## Entries shown
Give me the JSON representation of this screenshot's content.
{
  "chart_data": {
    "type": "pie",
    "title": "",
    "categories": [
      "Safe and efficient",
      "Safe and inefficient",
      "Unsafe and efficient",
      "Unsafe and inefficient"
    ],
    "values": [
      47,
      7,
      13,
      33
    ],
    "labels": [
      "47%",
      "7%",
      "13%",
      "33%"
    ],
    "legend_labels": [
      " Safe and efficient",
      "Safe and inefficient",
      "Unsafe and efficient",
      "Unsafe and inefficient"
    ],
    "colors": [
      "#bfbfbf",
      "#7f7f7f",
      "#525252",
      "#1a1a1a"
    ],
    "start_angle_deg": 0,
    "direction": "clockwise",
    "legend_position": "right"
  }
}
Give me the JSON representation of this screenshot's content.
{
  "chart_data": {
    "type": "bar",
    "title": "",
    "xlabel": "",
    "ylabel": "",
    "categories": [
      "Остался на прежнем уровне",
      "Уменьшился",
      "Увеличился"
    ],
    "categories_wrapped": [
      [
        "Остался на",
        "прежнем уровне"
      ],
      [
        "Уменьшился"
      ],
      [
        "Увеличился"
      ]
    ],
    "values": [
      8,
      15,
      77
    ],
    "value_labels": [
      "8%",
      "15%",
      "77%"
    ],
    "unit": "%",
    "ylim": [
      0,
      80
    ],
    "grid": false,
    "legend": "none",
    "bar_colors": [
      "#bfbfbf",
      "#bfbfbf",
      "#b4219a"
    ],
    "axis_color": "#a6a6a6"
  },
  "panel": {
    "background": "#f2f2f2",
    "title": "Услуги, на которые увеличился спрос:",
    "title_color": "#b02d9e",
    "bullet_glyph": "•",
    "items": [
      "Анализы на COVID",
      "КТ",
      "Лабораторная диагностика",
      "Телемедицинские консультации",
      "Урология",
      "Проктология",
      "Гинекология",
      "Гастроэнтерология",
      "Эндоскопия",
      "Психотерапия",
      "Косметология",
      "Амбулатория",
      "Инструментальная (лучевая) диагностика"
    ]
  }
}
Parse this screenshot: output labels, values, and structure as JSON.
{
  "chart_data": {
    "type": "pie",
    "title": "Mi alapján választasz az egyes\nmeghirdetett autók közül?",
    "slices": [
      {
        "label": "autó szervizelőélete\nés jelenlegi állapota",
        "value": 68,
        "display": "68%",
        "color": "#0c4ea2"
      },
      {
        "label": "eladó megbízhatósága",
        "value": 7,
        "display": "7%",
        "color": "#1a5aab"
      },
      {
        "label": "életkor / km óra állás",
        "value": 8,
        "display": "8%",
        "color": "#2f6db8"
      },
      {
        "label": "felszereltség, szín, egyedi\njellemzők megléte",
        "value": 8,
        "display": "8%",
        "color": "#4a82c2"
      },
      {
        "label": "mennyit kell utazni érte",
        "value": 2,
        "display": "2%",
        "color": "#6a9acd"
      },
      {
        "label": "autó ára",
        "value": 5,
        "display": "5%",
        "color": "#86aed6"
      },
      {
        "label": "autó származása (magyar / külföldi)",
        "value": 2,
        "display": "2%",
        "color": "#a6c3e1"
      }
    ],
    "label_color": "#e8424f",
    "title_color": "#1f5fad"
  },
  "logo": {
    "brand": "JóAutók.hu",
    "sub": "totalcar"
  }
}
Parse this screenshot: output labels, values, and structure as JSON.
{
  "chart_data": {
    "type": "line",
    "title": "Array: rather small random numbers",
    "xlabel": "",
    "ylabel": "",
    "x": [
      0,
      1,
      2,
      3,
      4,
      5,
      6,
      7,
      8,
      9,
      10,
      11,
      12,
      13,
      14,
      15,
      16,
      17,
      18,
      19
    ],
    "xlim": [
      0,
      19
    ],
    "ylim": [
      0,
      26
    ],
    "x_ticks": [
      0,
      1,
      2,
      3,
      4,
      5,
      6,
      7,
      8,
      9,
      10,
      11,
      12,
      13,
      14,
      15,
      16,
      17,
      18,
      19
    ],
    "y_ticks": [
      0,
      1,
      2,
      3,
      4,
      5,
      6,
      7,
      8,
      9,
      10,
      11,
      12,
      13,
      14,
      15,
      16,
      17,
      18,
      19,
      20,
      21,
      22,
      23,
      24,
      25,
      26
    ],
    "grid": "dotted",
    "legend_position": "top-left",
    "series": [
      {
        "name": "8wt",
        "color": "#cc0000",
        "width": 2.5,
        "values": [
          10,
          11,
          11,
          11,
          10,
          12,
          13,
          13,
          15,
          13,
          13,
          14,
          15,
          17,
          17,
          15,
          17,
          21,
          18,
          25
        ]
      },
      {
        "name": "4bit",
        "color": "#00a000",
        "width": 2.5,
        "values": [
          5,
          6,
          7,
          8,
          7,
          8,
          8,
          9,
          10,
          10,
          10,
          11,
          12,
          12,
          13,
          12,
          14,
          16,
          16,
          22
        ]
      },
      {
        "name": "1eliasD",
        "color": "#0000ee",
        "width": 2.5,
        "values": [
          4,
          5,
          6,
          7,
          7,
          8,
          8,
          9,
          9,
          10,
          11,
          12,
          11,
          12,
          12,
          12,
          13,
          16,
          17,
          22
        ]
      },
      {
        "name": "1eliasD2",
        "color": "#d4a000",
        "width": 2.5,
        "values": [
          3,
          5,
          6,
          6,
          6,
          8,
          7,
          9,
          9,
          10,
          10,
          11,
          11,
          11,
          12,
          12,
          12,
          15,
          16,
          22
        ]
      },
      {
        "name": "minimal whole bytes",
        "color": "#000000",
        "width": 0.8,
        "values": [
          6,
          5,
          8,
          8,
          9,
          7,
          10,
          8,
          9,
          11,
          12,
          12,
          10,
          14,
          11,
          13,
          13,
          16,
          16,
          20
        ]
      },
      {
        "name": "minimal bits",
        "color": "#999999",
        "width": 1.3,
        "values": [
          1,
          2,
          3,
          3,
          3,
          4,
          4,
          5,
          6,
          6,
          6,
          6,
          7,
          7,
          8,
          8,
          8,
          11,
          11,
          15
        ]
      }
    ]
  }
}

## Written instruction
Take the listing above and write it out again exactly.

## Result below
Give me the JSON representation of this screenshot's content.
{
  "chart_data": {
    "type": "pie",
    "title": "",
    "categories": [
      "Safe and efficient",
      "Safe and inefficient",
      "Unsafe and efficient",
      "Unsafe and inefficient"
    ],
    "values": [
      47,
      7,
      13,
      33
    ],
    "labels": [
      "47%",
      "7%",
      "13%",
      "33%"
    ],
    "legend_labels": [
      " Safe and efficient",
      "Safe and inefficient",
      "Unsafe and efficient",
      "Unsafe and inefficient"
    ],
    "colors": [
      "#bfbfbf",
      "#7f7f7f",
      "#525252",
      "#1a1a1a"
    ],
    "start_angle_deg": 0,
    "direction": "clockwise",
    "legend_position": "right"
  }
}
Give me the JSON representation of this screenshot's content.
{
  "chart_data": {
    "type": "bar",
    "title": "",
    "xlabel": "",
    "ylabel": "",
    "categories": [
      "Остался на прежнем уровне",
      "Уменьшился",
      "Увеличился"
    ],
    "categories_wrapped": [
      [
        "Остался на",
        "прежнем уровне"
      ],
      [
        "Уменьшился"
      ],
      [
        "Увеличился"
      ]
    ],
    "values": [
      8,
      15,
      77
    ],
    "value_labels": [
      "8%",
      "15%",
      "77%"
    ],
    "unit": "%",
    "ylim": [
      0,
      80
    ],
    "grid": false,
    "legend": "none",
    "bar_colors": [
      "#bfbfbf",
      "#bfbfbf",
      "#b4219a"
    ],
    "axis_color": "#a6a6a6"
  },
  "panel": {
    "background": "#f2f2f2",
    "title": "Услуги, на которые увеличился спрос:",
    "title_color": "#b02d9e",
    "bullet_glyph": "•",
    "items": [
      "Анализы на COVID",
      "КТ",
      "Лабораторная диагностика",
      "Телемедицинские консультации",
      "Урология",
      "Проктология",
      "Гинекология",
      "Гастроэнтерология",
      "Эндоскопия",
      "Психотерапия",
      "Косметология",
      "Амбулатория",
      "Инструментальная (лучевая) диагностика"
    ]
  }
}
Parse this screenshot: output labels, values, and structure as JSON.
{
  "chart_data": {
    "type": "pie",
    "title": "Mi alapján választasz az egyes\nmeghirdetett autók közül?",
    "slices": [
      {
        "label": "autó szervizelőélete\nés jelenlegi állapota",
        "value": 68,
        "display": "68%",
        "color": "#0c4ea2"
      },
      {
        "label": "eladó megbízhatósága",
        "value": 7,
        "display": "7%",
        "color": "#1a5aab"
      },
      {
        "label": "életkor / km óra állás",
        "value": 8,
        "display": "8%",
        "color": "#2f6db8"
      },
      {
        "label": "felszereltség, szín, egyedi\njellemzők megléte",
        "value": 8,
        "display": "8%",
        "color": "#4a82c2"
      },
      {
        "label": "mennyit kell utazni érte",
        "value": 2,
        "display": "2%",
        "color": "#6a9acd"
      },
      {
        "label": "autó ára",
        "value": 5,
        "display": "5%",
        "color": "#86aed6"
      },
      {
        "label": "autó származása (magyar / külföldi)",
        "value": 2,
        "display": "2%",
        "color": "#a6c3e1"
      }
    ],
    "label_color": "#e8424f",
    "title_color": "#1f5fad"
  },
  "logo": {
    "brand": "JóAutók.hu",
    "sub": "totalcar"
  }
}
Parse this screenshot: output labels, values, and structure as JSON.
{
  "chart_data": {
    "type": "line",
    "title": "Array: rather small random numbers",
    "xlabel": "",
    "ylabel": "",
    "x": [
      0,
      1,
      2,
      3,
      4,
      5,
      6,
      7,
      8,
      9,
      10,
      11,
      12,
      13,
      14,
      15,
      16,
      17,
      18,
      19
    ],
    "xlim": [
      0,
      19
    ],
    "ylim": [
      0,
      26
    ],
    "x_ticks": [
      0,
      1,
      2,
      3,
      4,
      5,
      6,
      7,
      8,
      9,
      10,
      11,
      12,
      13,
      14,
      15,
      16,
      17,
      18,
      19
    ],
    "y_ticks": [
      0,
      1,
      2,
      3,
      4,
      5,
      6,
      7,
      8,
      9,
      10,
      11,
      12,
      13,
      14,
      15,
      16,
      17,
      18,
      19,
      20,
      21,
      22,
      23,
      24,
      25,
      26
    ],
    "grid": "dotted",
    "legend_position": "top-left",
    "series": [
      {
        "name": "8wt",
        "color": "#cc0000",
        "width": 2.5,
        "values": [
          10,
          11,
          11,
          11,
          10,
          12,
          13,
          13,
          15,
          13,
          13,
          14,
          15,
          17,
          17,
          15,
          17,
          21,
          18,
          25
        ]
      },
      {
        "name": "4bit",
        "color": "#00a000",
        "width": 2.5,
        "values": [
          5,
          6,
          7,
          8,
          7,
          8,
          8,
          9,
          10,
          10,
          10,
          11,
          12,
          12,
          13,
          12,
          14,
          16,
          16,
          22
        ]
      },
      {
        "name": "1eliasD",
        "color": "#0000ee",
        "width": 2.5,
        "values": [
          4,
          5,
          6,
          7,
          7,
          8,
          8,
          9,
          9,
          10,
          11,
          12,
          11,
          12,
          12,
          12,
          13,
          16,
          17,
          22
        ]
      },
      {
        "name": "1eliasD2",
        "color": "#d4a000",
        "width": 2.5,
        "values": [
          3,
          5,
          6,
          6,
          6,
          8,
          7,
          9,
          9,
          10,
          10,
          11,
          11,
          11,
          12,
          12,
          12,
          15,
          16,
          22
        ]
      },
      {
        "name": "minimal whole bytes",
        "color": "#000000",
        "width": 0.8,
        "values": [
          6,
          5,
          8,
          8,
          9,
          7,
          10,
          8,
          9,
          11,
          12,
          12,
          10,
          14,
          11,
          13,
          13,
          16,
          16,
          20
        ]
      },
      {
        "name": "minimal bits",
        "color": "#999999",
        "width": 1.3,
        "values": [
          1,
          2,
          3,
          3,
          3,
          4,
          4,
          5,
          6,
          6,
          6,
          6,
          7,
          7,
          8,
          8,
          8,
          11,
          11,
          15
        ]
      }
    ]
  }
}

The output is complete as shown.